REQUIREMENT A
Repeat the part of the passage on myrrh and spices that opens with the words containing "The days of myrrh" and closes with "cosmetics for women.", copying it word for word.

The days of myrrh and spices

The second chapter of the book of Esther tells of the great search for a queen to replace Vashti, the dethroned queen of Persia. Xerxes, also called Ahasuerus, had dethroned her because she was disobedient to his command. In verse 12 we read, Now when the turn of each young lady came to go in to King Ahasuerus, after the end of her twelve months under the regulations for the women—for the days of their beautification were completed as follows: six months with oil of myrrh and six months with spices and the cosmetics for women.

These two six-month periods have a special spiritual significance. The six months of myrrh symbolize the dealings of God upon His bride-to-be while the preparatory work of the cross is being wrought in her. The six months of spices and cosmetics represent our beautification as the Lord imparts to us and blesses us. His own resurrection life lifts us up and prepares us for that wonderful marriage supper of the Lamb.

What is the historical picture and significance of the myrrh and the spices? Exodus 30:23–25 gives the formula for the anointing oil that was to be used in the Tabernacle. A mixture of spices—myrrh, cinnamon, sweet calamus, and cassia—was added to olive oil. Myrrh was always associated with death. However, the anointing of the Lord not only works a death in us; it also works life. It embraces almost every dealing that God brings upon our lives.

When the wise men came to honor Jesus Christ at His birth, they brought gifts of gold, frankincense, and myrrh. Mark 14:3–9 tells of the woman who brought an alabaster box filled with precious nard and anointed Christ with the ointment. The nard was so pungent that the fragrance of it filled the entire house. In ancient times nard was considered the leading perfumed ointment. It came from India and was very costly. Consequently, the disciples were indignant because of the woman’s actions and asked why the ointment had not been sold and the money given to the poor.

However, the Lord answered, “Leave her alone, for against the day of My burial she has done this. Wherever the gospel is preached, this will be spoken of as a memorial to her.” That costly nard, with its deep oil base, was probably still lingering on His body while He was hanging on the cross.

The perfumes and ointments of those ancient times played an important part in the lives of the Jews. Remember that they were a very clean people. The Old Testament gave specific rules and regulations about cleanliness, such as washing before eating. Even though Palestine had a scarcity of water during this time, those rules were carefully observed. Imagine what was involved in taking a bath, when all the water had to be carried from the few wells in the land. As a result, perfumes and scented oils were very much in order. The people had none of our modern-day chemicals and deodorants. Only natural substances were used. Sodium carbonate, mixed with a little fat or grease, made an acceptable soap. Rosemary and marjoram, being very pungent herbs, were used as a poor man’s perfume. Anise was the breath mint of the day. They chewed it in order to sweeten their breath.

Stories in the Old Testament show us how valuable the various spices and herbs were. The Queen of Sheba brought camel-loads of fine spices as a gift to Solomon (I Kings 10:1–2). When Hezekiah stored his riches, he included spices and perfumes along with the gold and silver (II Chronicles 32:27). That was his idea of wealth. The Songs of Solomon give us a picture of the herbs and spices that were used in the preparation of a bride and bridegroom for marriage. This book tells of a young girl whose beloved came to see her. When she arose to open the door, her hands and fingers were dripping with liquid myrrh (chapter 5, verse 5).

THE RECORDS
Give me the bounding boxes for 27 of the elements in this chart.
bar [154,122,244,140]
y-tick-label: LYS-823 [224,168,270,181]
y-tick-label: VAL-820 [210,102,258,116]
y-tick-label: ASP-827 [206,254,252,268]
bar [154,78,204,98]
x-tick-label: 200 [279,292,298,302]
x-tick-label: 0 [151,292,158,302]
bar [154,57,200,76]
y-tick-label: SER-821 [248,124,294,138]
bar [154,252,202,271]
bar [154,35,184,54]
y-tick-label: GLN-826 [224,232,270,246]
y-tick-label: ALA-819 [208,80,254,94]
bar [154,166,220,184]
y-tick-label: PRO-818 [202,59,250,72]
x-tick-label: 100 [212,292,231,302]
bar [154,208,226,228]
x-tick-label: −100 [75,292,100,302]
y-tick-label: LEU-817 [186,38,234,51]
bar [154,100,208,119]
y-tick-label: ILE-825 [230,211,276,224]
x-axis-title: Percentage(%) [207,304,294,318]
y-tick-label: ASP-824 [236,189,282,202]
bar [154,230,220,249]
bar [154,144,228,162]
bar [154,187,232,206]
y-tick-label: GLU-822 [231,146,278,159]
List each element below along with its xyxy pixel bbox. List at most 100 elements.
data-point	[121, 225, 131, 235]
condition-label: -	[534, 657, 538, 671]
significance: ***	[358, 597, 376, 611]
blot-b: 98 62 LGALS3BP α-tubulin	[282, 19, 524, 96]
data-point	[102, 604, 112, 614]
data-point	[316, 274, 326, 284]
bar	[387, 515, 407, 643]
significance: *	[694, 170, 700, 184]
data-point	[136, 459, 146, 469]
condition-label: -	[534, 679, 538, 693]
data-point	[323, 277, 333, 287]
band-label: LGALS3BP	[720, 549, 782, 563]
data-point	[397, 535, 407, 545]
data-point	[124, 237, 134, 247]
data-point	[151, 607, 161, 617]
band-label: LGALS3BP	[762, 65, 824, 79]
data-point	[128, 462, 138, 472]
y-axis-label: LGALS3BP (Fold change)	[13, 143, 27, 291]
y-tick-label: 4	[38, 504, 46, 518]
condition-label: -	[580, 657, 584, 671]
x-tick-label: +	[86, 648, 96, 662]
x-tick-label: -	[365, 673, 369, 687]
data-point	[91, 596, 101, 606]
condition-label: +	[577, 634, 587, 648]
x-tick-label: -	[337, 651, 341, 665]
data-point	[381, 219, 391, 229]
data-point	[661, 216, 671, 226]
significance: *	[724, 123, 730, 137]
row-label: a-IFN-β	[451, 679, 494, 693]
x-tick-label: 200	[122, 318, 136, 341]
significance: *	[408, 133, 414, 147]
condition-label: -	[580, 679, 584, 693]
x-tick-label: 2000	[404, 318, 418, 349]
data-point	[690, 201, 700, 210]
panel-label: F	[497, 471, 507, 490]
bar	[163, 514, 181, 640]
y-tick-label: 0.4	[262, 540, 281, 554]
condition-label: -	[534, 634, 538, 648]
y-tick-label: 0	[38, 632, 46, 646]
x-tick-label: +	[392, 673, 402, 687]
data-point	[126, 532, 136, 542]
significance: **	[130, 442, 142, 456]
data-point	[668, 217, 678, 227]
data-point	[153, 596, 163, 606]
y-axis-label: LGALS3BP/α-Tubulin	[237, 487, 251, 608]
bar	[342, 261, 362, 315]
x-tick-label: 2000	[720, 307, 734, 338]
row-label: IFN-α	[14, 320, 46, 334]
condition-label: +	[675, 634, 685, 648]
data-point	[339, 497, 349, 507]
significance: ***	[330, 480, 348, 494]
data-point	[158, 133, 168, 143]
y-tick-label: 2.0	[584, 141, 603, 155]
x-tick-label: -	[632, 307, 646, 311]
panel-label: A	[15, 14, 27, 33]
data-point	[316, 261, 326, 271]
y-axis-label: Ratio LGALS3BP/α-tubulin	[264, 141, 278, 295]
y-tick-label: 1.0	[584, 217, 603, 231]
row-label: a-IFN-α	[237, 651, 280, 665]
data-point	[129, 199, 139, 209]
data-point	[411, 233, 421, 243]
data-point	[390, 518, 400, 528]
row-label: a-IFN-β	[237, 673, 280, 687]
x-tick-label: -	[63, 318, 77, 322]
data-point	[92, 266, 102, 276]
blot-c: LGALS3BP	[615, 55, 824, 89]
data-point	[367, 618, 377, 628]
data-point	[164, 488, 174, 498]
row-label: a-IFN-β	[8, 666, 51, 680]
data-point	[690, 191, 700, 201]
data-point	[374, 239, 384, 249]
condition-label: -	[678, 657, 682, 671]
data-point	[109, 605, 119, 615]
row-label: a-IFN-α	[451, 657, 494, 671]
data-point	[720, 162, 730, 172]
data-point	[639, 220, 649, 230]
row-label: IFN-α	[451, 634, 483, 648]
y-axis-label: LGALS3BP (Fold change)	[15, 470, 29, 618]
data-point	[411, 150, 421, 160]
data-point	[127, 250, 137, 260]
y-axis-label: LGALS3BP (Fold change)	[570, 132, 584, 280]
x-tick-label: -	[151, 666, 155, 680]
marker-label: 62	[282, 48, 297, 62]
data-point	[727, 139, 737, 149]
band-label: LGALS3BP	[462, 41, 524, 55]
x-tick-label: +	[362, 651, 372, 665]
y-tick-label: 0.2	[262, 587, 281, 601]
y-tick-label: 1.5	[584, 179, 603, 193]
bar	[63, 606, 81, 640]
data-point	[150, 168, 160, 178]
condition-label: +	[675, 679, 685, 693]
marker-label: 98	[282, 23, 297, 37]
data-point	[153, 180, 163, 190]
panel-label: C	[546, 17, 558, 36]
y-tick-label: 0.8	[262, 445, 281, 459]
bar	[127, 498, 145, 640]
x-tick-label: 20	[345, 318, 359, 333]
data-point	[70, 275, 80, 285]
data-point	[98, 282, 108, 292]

REQUIREMENT B
Set out as a numbered list the lines of the entries that run from the first line of the entries through the line containing "679, 494, 693]", both included, with blank lines omitted.

PROBLEM SOLUTION A
The days of myrrh and spices

The second chapter of the book of Esther tells of the great search for a queen to replace Vashti, the dethroned queen of Persia. Xerxes, also called Ahasuerus, had dethroned her because she was disobedient to his command. In verse 12 we read, Now when the turn of each young lady came to go in to King Ahasuerus, after the end of her twelve months under the regulations for the women—for the days of their beautification were completed as follows: six months with oil of myrrh and six months with spices and the cosmetics for women.

PROBLEM SOLUTION B
1. Give me the bounding boxes for 27 of the elements in this chart.
2. bar [154,122,244,140]
3. y-tick-label: LYS-823 [224,168,270,181]
4. y-tick-label: VAL-820 [210,102,258,116]
5. y-tick-label: ASP-827 [206,254,252,268]
6. bar [154,78,204,98]
7. x-tick-label: 200 [279,292,298,302]
8. x-tick-label: 0 [151,292,158,302]
9. bar [154,57,200,76]
10. y-tick-label: SER-821 [248,124,294,138]
11. bar [154,252,202,271]
12. bar [154,35,184,54]
13. y-tick-label: GLN-826 [224,232,270,246]
14. y-tick-label: ALA-819 [208,80,254,94]
15. bar [154,166,220,184]
16. y-tick-label: PRO-818 [202,59,250,72]
17. x-tick-label: 100 [212,292,231,302]
18. bar [154,208,226,228]
19. x-tick-label: −100 [75,292,100,302]
20. y-tick-label: LEU-817 [186,38,234,51]
21. bar [154,100,208,119]
22. y-tick-label: ILE-825 [230,211,276,224]
23. x-axis-title: Percentage(%) [207,304,294,318]
24. y-tick-label: ASP-824 [236,189,282,202]
25. bar [154,230,220,249]
26. bar [154,144,228,162]
27. bar [154,187,232,206]
28. y-tick-label: GLU-822 [231,146,278,159]
29. List each element below along with its xyxy pixel bbox. List at most 100 elements.
30. data-point	[121, 225, 131, 235]
31. condition-label: -	[534, 657, 538, 671]
32. significance: ***	[358, 597, 376, 611]
33. blot-b: 98 62 LGALS3BP α-tubulin	[282, 19, 524, 96]
34. data-point	[102, 604, 112, 614]
35. data-point	[316, 274, 326, 284]
36. bar	[387, 515, 407, 643]
37. significance: *	[694, 170, 700, 184]
38. data-point	[136, 459, 146, 469]
39. condition-label: -	[534, 679, 538, 693]
40. data-point	[323, 277, 333, 287]
41. band-label: LGALS3BP	[720, 549, 782, 563]
42. data-point	[397, 535, 407, 545]
43. data-point	[124, 237, 134, 247]
44. data-point	[151, 607, 161, 617]
45. band-label: LGALS3BP	[762, 65, 824, 79]
46. data-point	[128, 462, 138, 472]
47. y-axis-label: LGALS3BP (Fold change)	[13, 143, 27, 291]
48. y-tick-label: 4	[38, 504, 46, 518]
49. condition-label: -	[580, 657, 584, 671]
50. x-tick-label: +	[86, 648, 96, 662]
51. x-tick-label: -	[365, 673, 369, 687]
52. data-point	[91, 596, 101, 606]
53. condition-label: +	[577, 634, 587, 648]
54. x-tick-label: -	[337, 651, 341, 665]
55. data-point	[381, 219, 391, 229]
56. data-point	[661, 216, 671, 226]
57. significance: *	[724, 123, 730, 137]
58. row-label: a-IFN-β	[451, 679, 494, 693]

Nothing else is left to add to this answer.